What to do —
All the data should come back exactly as it was given.

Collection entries
◇ ◇ ◇ ◇ ◇

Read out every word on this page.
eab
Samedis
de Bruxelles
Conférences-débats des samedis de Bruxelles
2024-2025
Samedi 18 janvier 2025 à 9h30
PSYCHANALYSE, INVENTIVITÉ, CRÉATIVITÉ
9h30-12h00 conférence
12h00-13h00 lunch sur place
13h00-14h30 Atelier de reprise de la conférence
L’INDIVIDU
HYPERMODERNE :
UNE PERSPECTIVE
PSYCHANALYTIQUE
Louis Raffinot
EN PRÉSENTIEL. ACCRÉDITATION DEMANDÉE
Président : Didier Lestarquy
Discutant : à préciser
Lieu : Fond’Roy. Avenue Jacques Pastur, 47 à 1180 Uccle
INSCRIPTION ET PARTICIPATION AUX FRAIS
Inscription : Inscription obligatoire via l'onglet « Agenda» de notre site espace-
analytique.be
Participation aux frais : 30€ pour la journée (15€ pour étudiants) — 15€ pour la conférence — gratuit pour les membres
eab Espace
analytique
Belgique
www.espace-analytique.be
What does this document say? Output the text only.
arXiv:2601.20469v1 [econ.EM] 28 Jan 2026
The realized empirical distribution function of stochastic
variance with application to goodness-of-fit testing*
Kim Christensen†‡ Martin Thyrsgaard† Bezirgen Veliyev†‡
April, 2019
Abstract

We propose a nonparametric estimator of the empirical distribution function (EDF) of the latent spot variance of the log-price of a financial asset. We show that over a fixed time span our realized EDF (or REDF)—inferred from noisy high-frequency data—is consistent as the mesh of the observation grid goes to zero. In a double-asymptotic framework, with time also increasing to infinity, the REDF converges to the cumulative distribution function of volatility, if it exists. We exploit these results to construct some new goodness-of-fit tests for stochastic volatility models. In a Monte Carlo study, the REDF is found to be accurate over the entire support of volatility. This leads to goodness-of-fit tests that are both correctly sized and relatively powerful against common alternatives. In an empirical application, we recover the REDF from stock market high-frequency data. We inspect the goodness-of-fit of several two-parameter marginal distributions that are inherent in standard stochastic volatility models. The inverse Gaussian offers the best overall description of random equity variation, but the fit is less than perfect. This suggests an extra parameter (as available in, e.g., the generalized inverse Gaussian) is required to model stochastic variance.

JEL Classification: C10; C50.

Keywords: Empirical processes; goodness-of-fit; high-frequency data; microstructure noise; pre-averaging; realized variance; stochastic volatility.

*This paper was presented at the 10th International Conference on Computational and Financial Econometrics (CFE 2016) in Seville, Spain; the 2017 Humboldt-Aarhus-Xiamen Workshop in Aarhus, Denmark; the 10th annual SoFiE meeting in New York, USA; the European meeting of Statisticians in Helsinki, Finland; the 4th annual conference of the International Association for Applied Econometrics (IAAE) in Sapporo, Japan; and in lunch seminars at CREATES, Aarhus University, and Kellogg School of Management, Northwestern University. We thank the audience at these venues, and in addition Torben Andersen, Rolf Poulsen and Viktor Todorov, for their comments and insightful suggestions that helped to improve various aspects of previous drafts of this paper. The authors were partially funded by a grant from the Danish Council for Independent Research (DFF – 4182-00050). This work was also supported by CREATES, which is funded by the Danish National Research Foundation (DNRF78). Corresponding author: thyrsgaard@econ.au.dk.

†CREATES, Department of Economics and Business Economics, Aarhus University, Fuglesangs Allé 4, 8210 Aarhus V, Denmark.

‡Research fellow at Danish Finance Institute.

◇ ◇ ◇ ◇ ◇

Finished answer —
Read out every word on this page.
eab
Samedis
de Bruxelles
Conférences-débats des samedis de Bruxelles
2024-2025
Samedi 18 janvier 2025 à 9h30
PSYCHANALYSE, INVENTIVITÉ, CRÉATIVITÉ
9h30-12h00 conférence
12h00-13h00 lunch sur place
13h00-14h30 Atelier de reprise de la conférence
L’INDIVIDU
HYPERMODERNE :
UNE PERSPECTIVE
PSYCHANALYTIQUE
Louis Raffinot
EN PRÉSENTIEL. ACCRÉDITATION DEMANDÉE
Président : Didier Lestarquy
Discutant : à préciser
Lieu : Fond’Roy. Avenue Jacques Pastur, 47 à 1180 Uccle
INSCRIPTION ET PARTICIPATION AUX FRAIS
Inscription : Inscription obligatoire via l'onglet « Agenda» de notre site espace-
analytique.be
Participation aux frais : 30€ pour la journée (15€ pour étudiants) — 15€ pour la conférence — gratuit pour les membres
eab Espace
analytique
Belgique
www.espace-analytique.be
What does this document say? Output the text only.
arXiv:2601.20469v1 [econ.EM] 28 Jan 2026
The realized empirical distribution function of stochastic
variance with application to goodness-of-fit testing*
Kim Christensen†‡ Martin Thyrsgaard† Bezirgen Veliyev†‡
April, 2019
Abstract

We propose a nonparametric estimator of the empirical distribution function (EDF) of the latent spot variance of the log-price of a financial asset. We show that over a fixed time span our realized EDF (or REDF)—inferred from noisy high-frequency data—is consistent as the mesh of the observation grid goes to zero. In a double-asymptotic framework, with time also increasing to infinity, the REDF converges to the cumulative distribution function of volatility, if it exists. We exploit these results to construct some new goodness-of-fit tests for stochastic volatility models. In a Monte Carlo study, the REDF is found to be accurate over the entire support of volatility. This leads to goodness-of-fit tests that are both correctly sized and relatively powerful against common alternatives. In an empirical application, we recover the REDF from stock market high-frequency data. We inspect the goodness-of-fit of several two-parameter marginal distributions that are inherent in standard stochastic volatility models. The inverse Gaussian offers the best overall description of random equity variation, but the fit is less than perfect. This suggests an extra parameter (as available in, e.g., the generalized inverse Gaussian) is required to model stochastic variance.

JEL Classification: C10; C50.

Keywords: Empirical processes; goodness-of-fit; high-frequency data; microstructure noise; pre-averaging; realized variance; stochastic volatility.

*This paper was presented at the 10th International Conference on Computational and Financial Econometrics (CFE 2016) in Seville, Spain; the 2017 Humboldt-Aarhus-Xiamen Workshop in Aarhus, Denmark; the 10th annual SoFiE meeting in New York, USA; the European meeting of Statisticians in Helsinki, Finland; the 4th annual conference of the International Association for Applied Econometrics (IAAE) in Sapporo, Japan; and in lunch seminars at CREATES, Aarhus University, and Kellogg School of Management, Northwestern University. We thank the audience at these venues, and in addition Torben Andersen, Rolf Poulsen and Viktor Todorov, for their comments and insightful suggestions that helped to improve various aspects of previous drafts of this paper. The authors were partially funded by a grant from the Danish Council for Independent Research (DFF – 4182-00050). This work was also supported by CREATES, which is funded by the Danish National Research Foundation (DNRF78). Corresponding author: thyrsgaard@econ.au.dk.

†CREATES, Department of Economics and Business Economics, Aarhus University, Fuglesangs Allé 4, 8210 Aarhus V, Denmark.

‡Research fellow at Danish Finance Institute.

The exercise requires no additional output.